» EXERCISE INPUT:
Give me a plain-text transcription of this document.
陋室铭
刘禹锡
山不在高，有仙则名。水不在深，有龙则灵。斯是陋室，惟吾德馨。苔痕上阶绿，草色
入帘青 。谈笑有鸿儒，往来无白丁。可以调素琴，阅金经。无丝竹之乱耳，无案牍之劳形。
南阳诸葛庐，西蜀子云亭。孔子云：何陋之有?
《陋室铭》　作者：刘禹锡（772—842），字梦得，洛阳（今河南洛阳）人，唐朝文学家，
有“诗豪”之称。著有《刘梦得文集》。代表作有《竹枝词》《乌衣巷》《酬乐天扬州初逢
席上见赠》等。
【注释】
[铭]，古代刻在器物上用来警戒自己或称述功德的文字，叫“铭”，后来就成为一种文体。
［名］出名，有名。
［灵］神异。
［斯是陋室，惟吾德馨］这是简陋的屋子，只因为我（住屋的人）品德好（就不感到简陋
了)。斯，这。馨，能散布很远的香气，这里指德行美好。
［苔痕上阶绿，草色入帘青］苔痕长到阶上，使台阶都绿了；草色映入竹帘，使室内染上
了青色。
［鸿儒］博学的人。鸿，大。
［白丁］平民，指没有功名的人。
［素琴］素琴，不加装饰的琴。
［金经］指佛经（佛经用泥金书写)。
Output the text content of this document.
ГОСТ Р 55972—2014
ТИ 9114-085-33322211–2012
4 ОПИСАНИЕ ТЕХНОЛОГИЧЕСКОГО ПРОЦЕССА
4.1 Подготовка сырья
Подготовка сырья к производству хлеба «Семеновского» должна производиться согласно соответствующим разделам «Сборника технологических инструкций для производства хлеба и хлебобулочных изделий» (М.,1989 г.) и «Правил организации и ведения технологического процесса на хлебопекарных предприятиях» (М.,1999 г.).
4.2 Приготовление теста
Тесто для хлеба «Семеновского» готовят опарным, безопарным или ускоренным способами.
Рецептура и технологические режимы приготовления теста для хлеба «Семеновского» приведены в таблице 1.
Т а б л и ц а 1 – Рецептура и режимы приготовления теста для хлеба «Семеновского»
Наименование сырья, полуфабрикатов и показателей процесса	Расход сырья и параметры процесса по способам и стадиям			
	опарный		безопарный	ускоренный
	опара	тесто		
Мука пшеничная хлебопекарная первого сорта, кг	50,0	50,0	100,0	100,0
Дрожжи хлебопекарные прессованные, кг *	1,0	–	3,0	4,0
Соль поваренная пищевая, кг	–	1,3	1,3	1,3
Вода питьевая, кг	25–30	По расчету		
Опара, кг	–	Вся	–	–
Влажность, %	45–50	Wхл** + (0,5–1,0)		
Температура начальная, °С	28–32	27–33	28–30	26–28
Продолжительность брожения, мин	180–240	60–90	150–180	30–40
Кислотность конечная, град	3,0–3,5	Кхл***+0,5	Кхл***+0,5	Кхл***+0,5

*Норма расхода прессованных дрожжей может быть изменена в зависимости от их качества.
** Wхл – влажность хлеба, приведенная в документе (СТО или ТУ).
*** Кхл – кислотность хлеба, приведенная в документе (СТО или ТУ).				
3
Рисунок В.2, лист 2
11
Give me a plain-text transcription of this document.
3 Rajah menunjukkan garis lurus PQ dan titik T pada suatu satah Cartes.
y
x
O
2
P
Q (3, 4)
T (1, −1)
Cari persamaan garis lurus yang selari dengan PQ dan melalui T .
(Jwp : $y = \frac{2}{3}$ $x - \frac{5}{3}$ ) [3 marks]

» WORK TO BE COMPLETED: From the listing above, pick out each line where the word "документе" appears.

» OUTPUT BELOW:
** Wхл – влажность хлеба, приведенная в документе (СТО или ТУ).
*** Кхл – кислотность хлеба, приведенная в документе (СТО или ТУ).				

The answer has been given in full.